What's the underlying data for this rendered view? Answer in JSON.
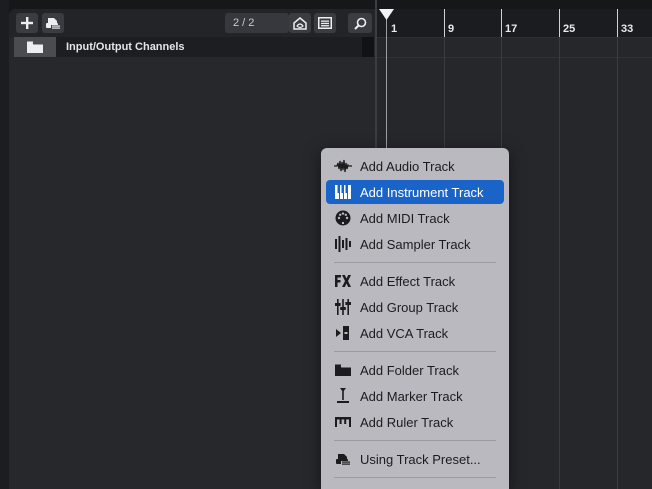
{
  "toolbar": {
    "add_track_icon": "plus-icon",
    "presets_icon": "track-preset-icon",
    "counter": "2 / 2",
    "visibility_icon": "visibility-icon",
    "list_icon": "list-icon",
    "search_icon": "search-icon"
  },
  "track": {
    "name": "Input/Output Channels",
    "icon": "folder-icon"
  },
  "ruler": {
    "bars": [
      "1",
      "9",
      "17",
      "25",
      "33"
    ]
  },
  "menu": {
    "items": [
      {
        "label": "Add Audio Track",
        "icon": "audio-waveform-icon"
      },
      {
        "label": "Add Instrument Track",
        "icon": "piano-keys-icon",
        "selected": true
      },
      {
        "label": "Add MIDI Track",
        "icon": "midi-plug-icon"
      },
      {
        "label": "Add Sampler Track",
        "icon": "sampler-icon"
      },
      {
        "label": "Add Effect Track",
        "icon": "fx-icon"
      },
      {
        "label": "Add Group Track",
        "icon": "group-faders-icon"
      },
      {
        "label": "Add VCA Track",
        "icon": "vca-icon"
      },
      {
        "label": "Add Folder Track",
        "icon": "folder-icon"
      },
      {
        "label": "Add Marker Track",
        "icon": "marker-icon"
      },
      {
        "label": "Add Ruler Track",
        "icon": "ruler-icon"
      },
      {
        "label": "Using Track Preset...",
        "icon": "track-preset-icon"
      }
    ]
  },
  "colors": {
    "selection": "#1a64c9",
    "menu_background": "#b9b9bf",
    "panel_background": "#26282c"
  }
}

> **Exercise goal**
Repeat the data above exactly, but not the pictures.

> **Output for this task**
What's the underlying data for this rendered view? Answer in JSON.
{
  "toolbar": {
    "add_track_icon": "plus-icon",
    "presets_icon": "track-preset-icon",
    "counter": "2 / 2",
    "visibility_icon": "visibility-icon",
    "list_icon": "list-icon",
    "search_icon": "search-icon"
  },
  "track": {
    "name": "Input/Output Channels",
    "icon": "folder-icon"
  },
  "ruler": {
    "bars": [
      "1",
      "9",
      "17",
      "25",
      "33"
    ]
  },
  "menu": {
    "items": [
      {
        "label": "Add Audio Track",
        "icon": "audio-waveform-icon"
      },
      {
        "label": "Add Instrument Track",
        "icon": "piano-keys-icon",
        "selected": true
      },
      {
        "label": "Add MIDI Track",
        "icon": "midi-plug-icon"
      },
      {
        "label": "Add Sampler Track",
        "icon": "sampler-icon"
      },
      {
        "label": "Add Effect Track",
        "icon": "fx-icon"
      },
      {
        "label": "Add Group Track",
        "icon": "group-faders-icon"
      },
      {
        "label": "Add VCA Track",
        "icon": "vca-icon"
      },
      {
        "label": "Add Folder Track",
        "icon": "folder-icon"
      },
      {
        "label": "Add Marker Track",
        "icon": "marker-icon"
      },
      {
        "label": "Add Ruler Track",
        "icon": "ruler-icon"
      },
      {
        "label": "Using Track Preset...",
        "icon": "track-preset-icon"
      }
    ]
  },
  "colors": {
    "selection": "#1a64c9",
    "menu_background": "#b9b9bf",
    "panel_background": "#26282c"
  }
}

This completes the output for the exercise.